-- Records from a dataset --
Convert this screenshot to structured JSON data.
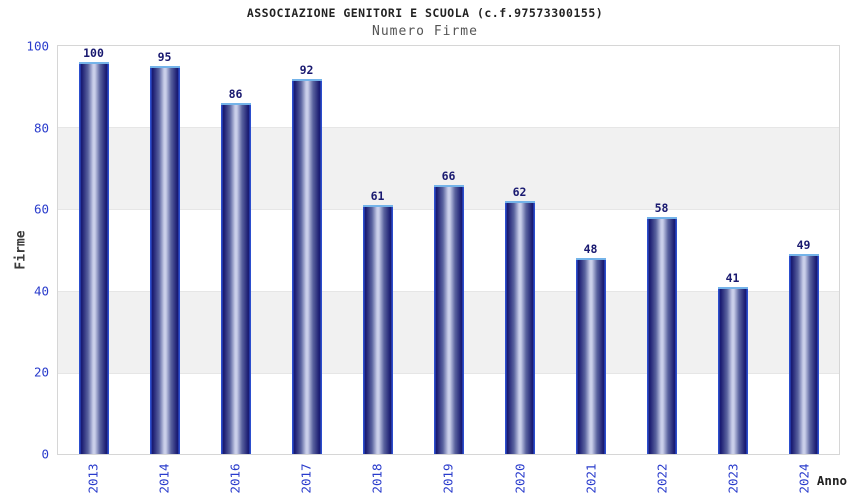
{
  "chart_data": {
    "type": "bar",
    "title": "ASSOCIAZIONE GENITORI E SCUOLA (c.f.97573300155)",
    "subtitle": "Numero Firme",
    "xlabel": "Anno",
    "ylabel": "Firme",
    "categories": [
      "2013",
      "2014",
      "2016",
      "2017",
      "2018",
      "2019",
      "2020",
      "2021",
      "2022",
      "2023",
      "2024"
    ],
    "values": [
      100,
      95,
      86,
      92,
      61,
      66,
      62,
      48,
      58,
      41,
      49
    ],
    "yticks": [
      0,
      20,
      40,
      60,
      80,
      100
    ],
    "ylim": [
      0,
      100
    ],
    "grid": "alternating horizontal bands every 20 units (white / light gray)",
    "legend": "none",
    "bar_value_labels_shown": true,
    "colors": {
      "bar_dark": "#17176e",
      "bar_light_center": "#c9cee9",
      "bar_bright_edge": "#2c4ecd",
      "bar_top_cap": "#74b3e9",
      "axis_tick_label": "#2a3ccc",
      "value_label": "#191970",
      "band_gray": "#f1f1f1",
      "plot_border": "#d6d6d6",
      "title": "#222222",
      "subtitle": "#555555",
      "axis_name": "#3a3a3a",
      "background": "#ffffff"
    }
  }
}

-- Short exercise --
Select and copy every line from the records that includes the word "Firme".

-- Task response --
    "subtitle": "Numero Firme",
    "ylabel": "Firme",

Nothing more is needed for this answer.